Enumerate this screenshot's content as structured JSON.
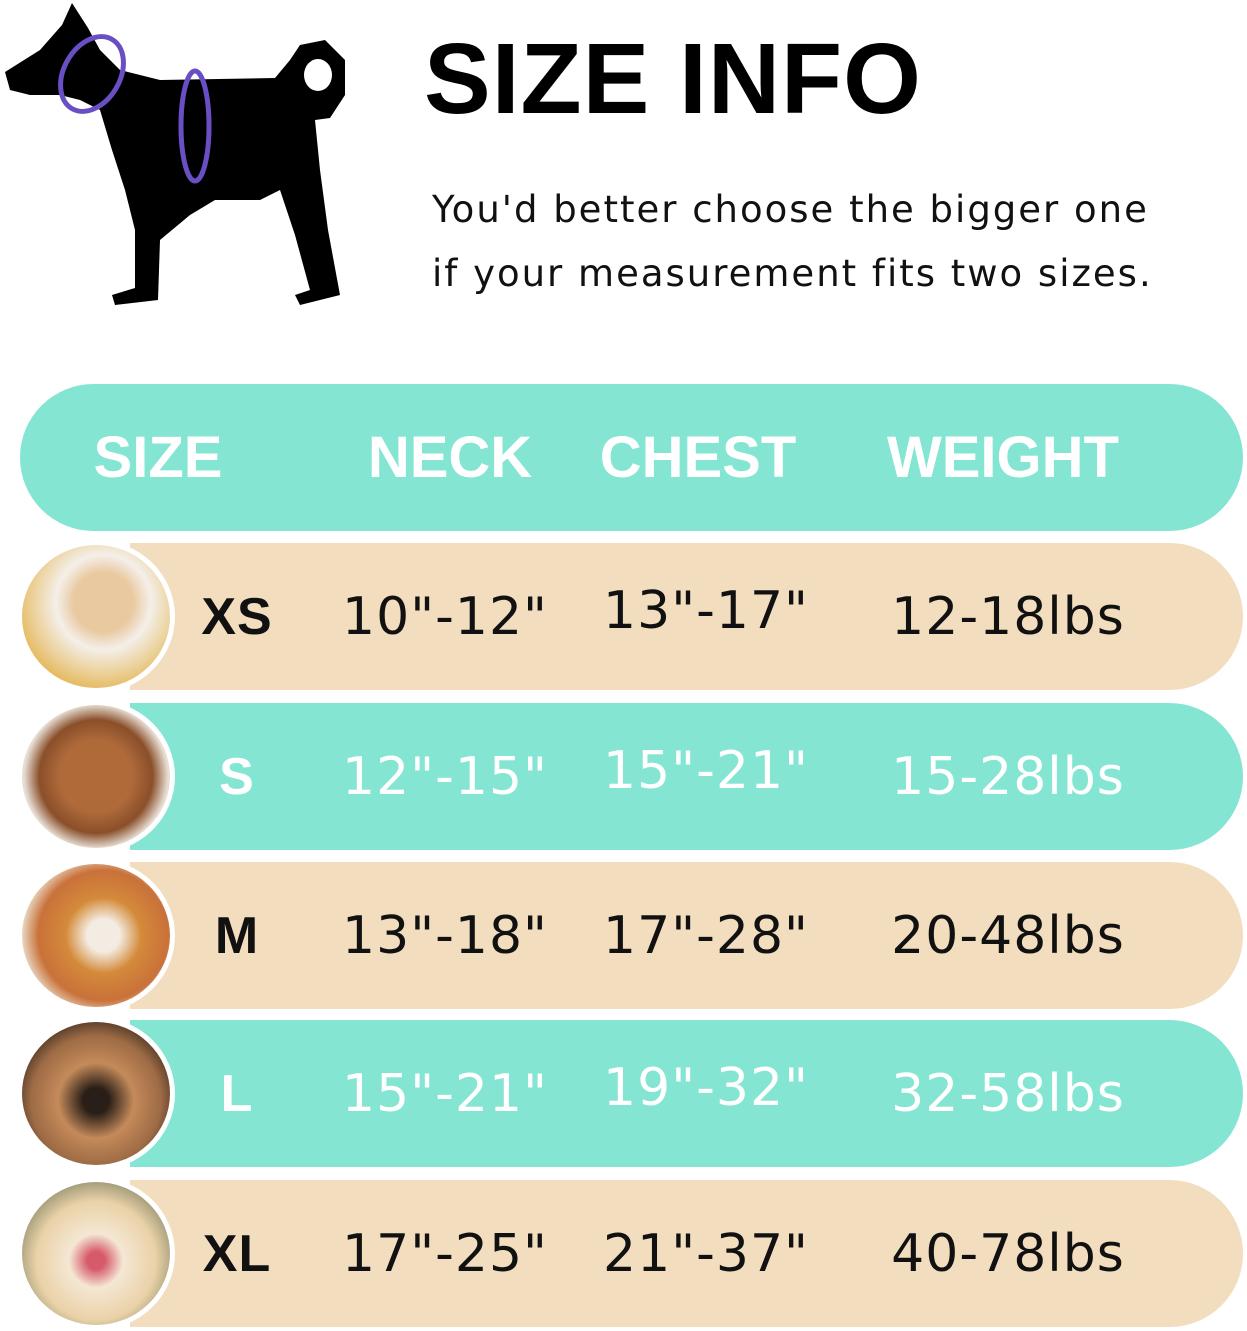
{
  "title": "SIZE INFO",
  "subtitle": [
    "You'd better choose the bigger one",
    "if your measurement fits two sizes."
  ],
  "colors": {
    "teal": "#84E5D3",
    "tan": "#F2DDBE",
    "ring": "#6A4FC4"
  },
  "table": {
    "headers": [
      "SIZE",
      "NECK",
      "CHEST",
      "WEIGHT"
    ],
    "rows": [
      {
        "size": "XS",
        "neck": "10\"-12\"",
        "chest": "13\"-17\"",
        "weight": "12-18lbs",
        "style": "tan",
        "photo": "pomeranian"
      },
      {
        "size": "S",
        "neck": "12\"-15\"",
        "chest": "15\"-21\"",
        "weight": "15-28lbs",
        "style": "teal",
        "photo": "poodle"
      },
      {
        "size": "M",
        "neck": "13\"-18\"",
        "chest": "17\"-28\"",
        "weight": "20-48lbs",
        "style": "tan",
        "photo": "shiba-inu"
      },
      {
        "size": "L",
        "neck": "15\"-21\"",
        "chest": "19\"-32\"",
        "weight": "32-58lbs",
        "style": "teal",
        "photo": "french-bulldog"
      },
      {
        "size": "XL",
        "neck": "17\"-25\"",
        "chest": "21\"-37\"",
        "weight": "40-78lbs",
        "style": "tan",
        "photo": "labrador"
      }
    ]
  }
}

_ _ _

* Aim *
Repeat the full listing above exactly, with no pictures in the copy.

* Solution *
Enumerate this screenshot's content as structured JSON.
{
  "title": "SIZE INFO",
  "subtitle": [
    "You'd better choose the bigger one",
    "if your measurement fits two sizes."
  ],
  "colors": {
    "teal": "#84E5D3",
    "tan": "#F2DDBE",
    "ring": "#6A4FC4"
  },
  "table": {
    "headers": [
      "SIZE",
      "NECK",
      "CHEST",
      "WEIGHT"
    ],
    "rows": [
      {
        "size": "XS",
        "neck": "10\"-12\"",
        "chest": "13\"-17\"",
        "weight": "12-18lbs",
        "style": "tan",
        "photo": "pomeranian"
      },
      {
        "size": "S",
        "neck": "12\"-15\"",
        "chest": "15\"-21\"",
        "weight": "15-28lbs",
        "style": "teal",
        "photo": "poodle"
      },
      {
        "size": "M",
        "neck": "13\"-18\"",
        "chest": "17\"-28\"",
        "weight": "20-48lbs",
        "style": "tan",
        "photo": "shiba-inu"
      },
      {
        "size": "L",
        "neck": "15\"-21\"",
        "chest": "19\"-32\"",
        "weight": "32-58lbs",
        "style": "teal",
        "photo": "french-bulldog"
      },
      {
        "size": "XL",
        "neck": "17\"-25\"",
        "chest": "21\"-37\"",
        "weight": "40-78lbs",
        "style": "tan",
        "photo": "labrador"
      }
    ]
  }
}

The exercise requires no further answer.